Every entry should be repeated exactly. Omit the pictures.

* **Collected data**
begin
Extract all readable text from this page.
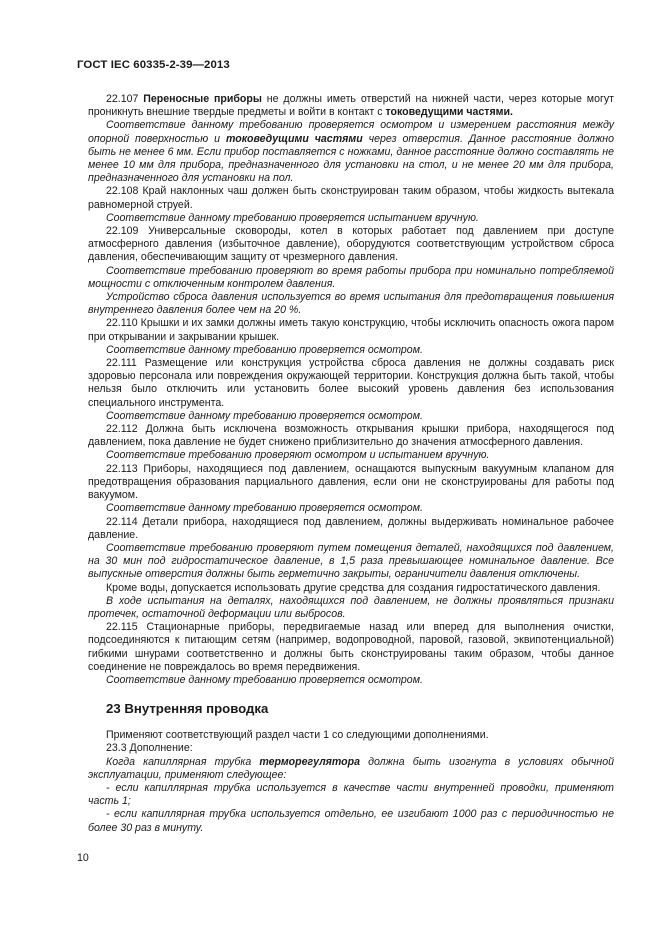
ГОСТ IEC 60335-2-39—2013

22.107 Переносные приборы не должны иметь отверстий на нижней части, через которые могут проникнуть внешние твердые предметы и войти в контакт с токоведущими частями.

Соответствие данному требованию проверяется осмотром и измерением расстояния между опорной поверхностью и токоведущими частями через отверстия. Данное расстояние должно быть не менее 6 мм. Если прибор поставляется с ножками, данное расстояние должно составлять не менее 10 мм для прибора, предназначенного для установки на стол, и не менее 20 мм для прибора, предназначенного для установки на пол.

22.108 Край наклонных чаш должен быть сконструирован таким образом, чтобы жидкость вытекала равномерной струей.

Соответствие данному требованию проверяется испытанием вручную.

22.109 Универсальные сковороды, котел в которых работает под давлением при доступе атмосферного давления (избыточное давление), оборудуются соответствующим устройством сброса давления, обеспечивающим защиту от чрезмерного давления.

Соответствие требованию проверяют во время работы прибора при номинально потребляемой мощности с отключенным контролем давления.

Устройство сброса давления используется во время испытания для предотвращения повышения внутреннего давления более чем на 20 %.

22.110 Крышки и их замки должны иметь такую конструкцию, чтобы исключить опасность ожога паром при открывании и закрывании крышек.

Соответствие данному требованию проверяется осмотром.

22.111 Размещение или конструкция устройства сброса давления не должны создавать риск здоровью персонала или повреждения окружающей территории. Конструкция должна быть такой, чтобы нельзя было отключить или установить более высокий уровень давления без использования специального инструмента.

Соответствие данному требованию проверяется осмотром.

22.112 Должна быть исключена возможность открывания крышки прибора, находящегося под давлением, пока давление не будет снижено приблизительно до значения атмосферного давления.

Соответствие требованию проверяют осмотром и испытанием вручную.

22.113 Приборы, находящиеся под давлением, оснащаются выпускным вакуумным клапаном для предотвращения образования парциального давления, если они не сконструированы для работы под вакуумом.

Соответствие данному требованию проверяется осмотром.

22.114 Детали прибора, находящиеся под давлением, должны выдерживать номинальное рабочее давление.

Соответствие требованию проверяют путем помещения деталей, находящихся под давлением, на 30 мин под гидростатическое давление, в 1,5 раза превышающее номинальное давление. Все выпускные отверстия должны быть герметично закрыты, ограничители давления отключены.

Кроме воды, допускается использовать другие средства для создания гидростатического давления.

В ходе испытания на деталях, находящихся под давлением, не должны проявляться признаки протечек, остаточной деформации или выбросов.

22.115 Стационарные приборы, передвигаемые назад или вперед для выполнения очистки, подсоединяются к питающим сетям (например, водопроводной, паровой, газовой, эквипотенциальной) гибкими шнурами соответственно и должны быть сконструированы таким образом, чтобы данное соединение не повреждалось во время передвижения.

Соответствие данному требованию проверяется осмотром.

23 Внутренняя проводка

Применяют соответствующий раздел части 1 со следующими дополнениями.

23.3 Дополнение:

Когда капиллярная трубка терморегулятора должна быть изогнута в условиях обычной эксплуатации, применяют следующее:

- если капиллярная трубка используется в качестве части внутренней проводки, применяют часть 1;

- если капиллярная трубка используется отдельно, ее изгибают 1000 раз с периодичностью не более 30 раз в минуту.

10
end
* **FINAL RESULT**
Extract all readable text from this page.
ГОСТ IEC 60335-2-39—2013

22.107 Переносные приборы не должны иметь отверстий на нижней части, через которые могут проникнуть внешние твердые предметы и войти в контакт с токоведущими частями.

Соответствие данному требованию проверяется осмотром и измерением расстояния между опорной поверхностью и токоведущими частями через отверстия. Данное расстояние должно быть не менее 6 мм. Если прибор поставляется с ножками, данное расстояние должно составлять не менее 10 мм для прибора, предназначенного для установки на стол, и не менее 20 мм для прибора, предназначенного для установки на пол.

22.108 Край наклонных чаш должен быть сконструирован таким образом, чтобы жидкость вытекала равномерной струей.

Соответствие данному требованию проверяется испытанием вручную.

22.109 Универсальные сковороды, котел в которых работает под давлением при доступе атмосферного давления (избыточное давление), оборудуются соответствующим устройством сброса давления, обеспечивающим защиту от чрезмерного давления.

Соответствие требованию проверяют во время работы прибора при номинально потребляемой мощности с отключенным контролем давления.

Устройство сброса давления используется во время испытания для предотвращения повышения внутреннего давления более чем на 20 %.

22.110 Крышки и их замки должны иметь такую конструкцию, чтобы исключить опасность ожога паром при открывании и закрывании крышек.

Соответствие данному требованию проверяется осмотром.

22.111 Размещение или конструкция устройства сброса давления не должны создавать риск здоровью персонала или повреждения окружающей территории. Конструкция должна быть такой, чтобы нельзя было отключить или установить более высокий уровень давления без использования специального инструмента.

Соответствие данному требованию проверяется осмотром.

22.112 Должна быть исключена возможность открывания крышки прибора, находящегося под давлением, пока давление не будет снижено приблизительно до значения атмосферного давления.

Соответствие требованию проверяют осмотром и испытанием вручную.

22.113 Приборы, находящиеся под давлением, оснащаются выпускным вакуумным клапаном для предотвращения образования парциального давления, если они не сконструированы для работы под вакуумом.

Соответствие данному требованию проверяется осмотром.

22.114 Детали прибора, находящиеся под давлением, должны выдерживать номинальное рабочее давление.

Соответствие требованию проверяют путем помещения деталей, находящихся под давлением, на 30 мин под гидростатическое давление, в 1,5 раза превышающее номинальное давление. Все выпускные отверстия должны быть герметично закрыты, ограничители давления отключены.

Кроме воды, допускается использовать другие средства для создания гидростатического давления.

В ходе испытания на деталях, находящихся под давлением, не должны проявляться признаки протечек, остаточной деформации или выбросов.

22.115 Стационарные приборы, передвигаемые назад или вперед для выполнения очистки, подсоединяются к питающим сетям (например, водопроводной, паровой, газовой, эквипотенциальной) гибкими шнурами соответственно и должны быть сконструированы таким образом, чтобы данное соединение не повреждалось во время передвижения.

Соответствие данному требованию проверяется осмотром.

23 Внутренняя проводка

Применяют соответствующий раздел части 1 со следующими дополнениями.

23.3 Дополнение:

Когда капиллярная трубка терморегулятора должна быть изогнута в условиях обычной эксплуатации, применяют следующее:

- если капиллярная трубка используется в качестве части внутренней проводки, применяют часть 1;

- если капиллярная трубка используется отдельно, ее изгибают 1000 раз с периодичностью не более 30 раз в минуту.

10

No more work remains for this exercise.